◆ YOUR INSTRUCTIONS: Return all entries precisely as they stand, without the images.

_____

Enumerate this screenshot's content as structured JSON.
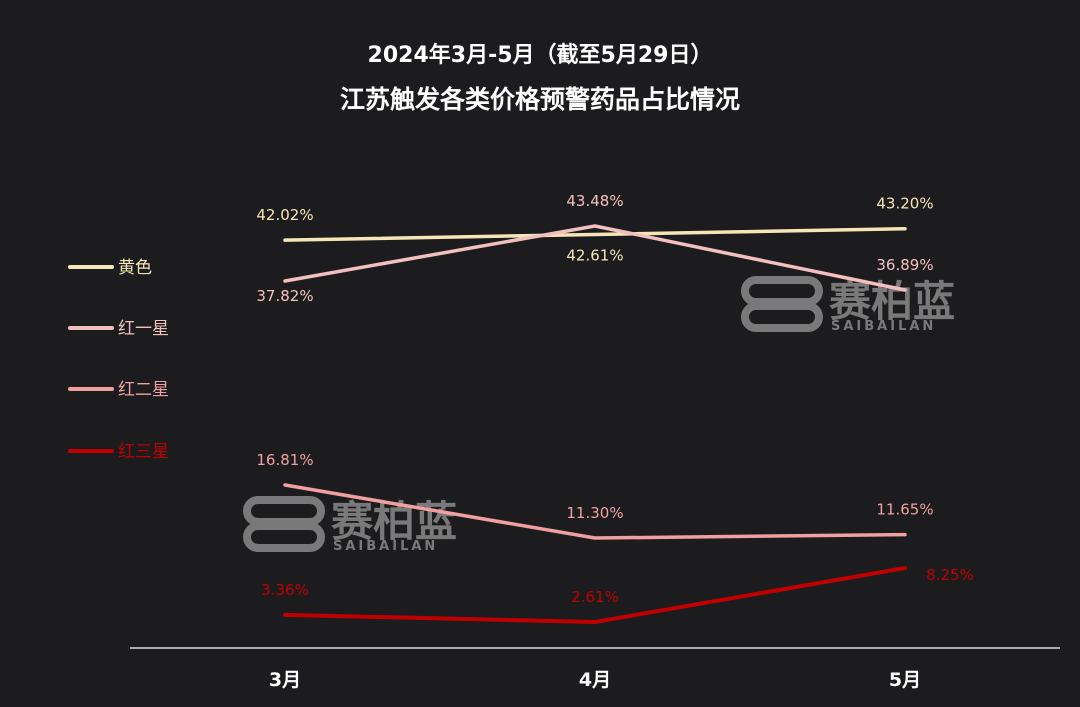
{
  "chart_data": {
    "type": "line",
    "title": "2024年3月-5月（截至5月29日）",
    "subtitle": "江苏触发各类价格预警药品占比情况",
    "categories": [
      "3月",
      "4月",
      "5月"
    ],
    "series": [
      {
        "name": "黄色",
        "color": "#f7e6b5",
        "values": [
          42.02,
          42.61,
          43.2
        ],
        "labels": [
          "42.02%",
          "42.61%",
          "43.20%"
        ]
      },
      {
        "name": "红一星",
        "color": "#f3c0c0",
        "values": [
          37.82,
          43.48,
          36.89
        ],
        "labels": [
          "37.82%",
          "43.48%",
          "36.89%"
        ]
      },
      {
        "name": "红二星",
        "color": "#f0a0a0",
        "values": [
          16.81,
          11.3,
          11.65
        ],
        "labels": [
          "16.81%",
          "11.30%",
          "11.65%"
        ]
      },
      {
        "name": "红三星",
        "color": "#c00000",
        "values": [
          3.36,
          2.61,
          8.25
        ],
        "labels": [
          "3.36%",
          "2.61%",
          "8.25%"
        ]
      }
    ],
    "xlabel": "",
    "ylabel": "",
    "grid": false,
    "legend": "left"
  },
  "watermark": {
    "text": "赛柏蓝",
    "sub": "SAIBAILAN",
    "color": "#8a8a8a"
  }
}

_____

◆ FULL RESPONSE:
Enumerate this screenshot's content as structured JSON.
{
  "chart_data": {
    "type": "line",
    "title": "2024年3月-5月（截至5月29日）",
    "subtitle": "江苏触发各类价格预警药品占比情况",
    "categories": [
      "3月",
      "4月",
      "5月"
    ],
    "series": [
      {
        "name": "黄色",
        "color": "#f7e6b5",
        "values": [
          42.02,
          42.61,
          43.2
        ],
        "labels": [
          "42.02%",
          "42.61%",
          "43.20%"
        ]
      },
      {
        "name": "红一星",
        "color": "#f3c0c0",
        "values": [
          37.82,
          43.48,
          36.89
        ],
        "labels": [
          "37.82%",
          "43.48%",
          "36.89%"
        ]
      },
      {
        "name": "红二星",
        "color": "#f0a0a0",
        "values": [
          16.81,
          11.3,
          11.65
        ],
        "labels": [
          "16.81%",
          "11.30%",
          "11.65%"
        ]
      },
      {
        "name": "红三星",
        "color": "#c00000",
        "values": [
          3.36,
          2.61,
          8.25
        ],
        "labels": [
          "3.36%",
          "2.61%",
          "8.25%"
        ]
      }
    ],
    "xlabel": "",
    "ylabel": "",
    "grid": false,
    "legend": "left"
  },
  "watermark": {
    "text": "赛柏蓝",
    "sub": "SAIBAILAN",
    "color": "#8a8a8a"
  }
}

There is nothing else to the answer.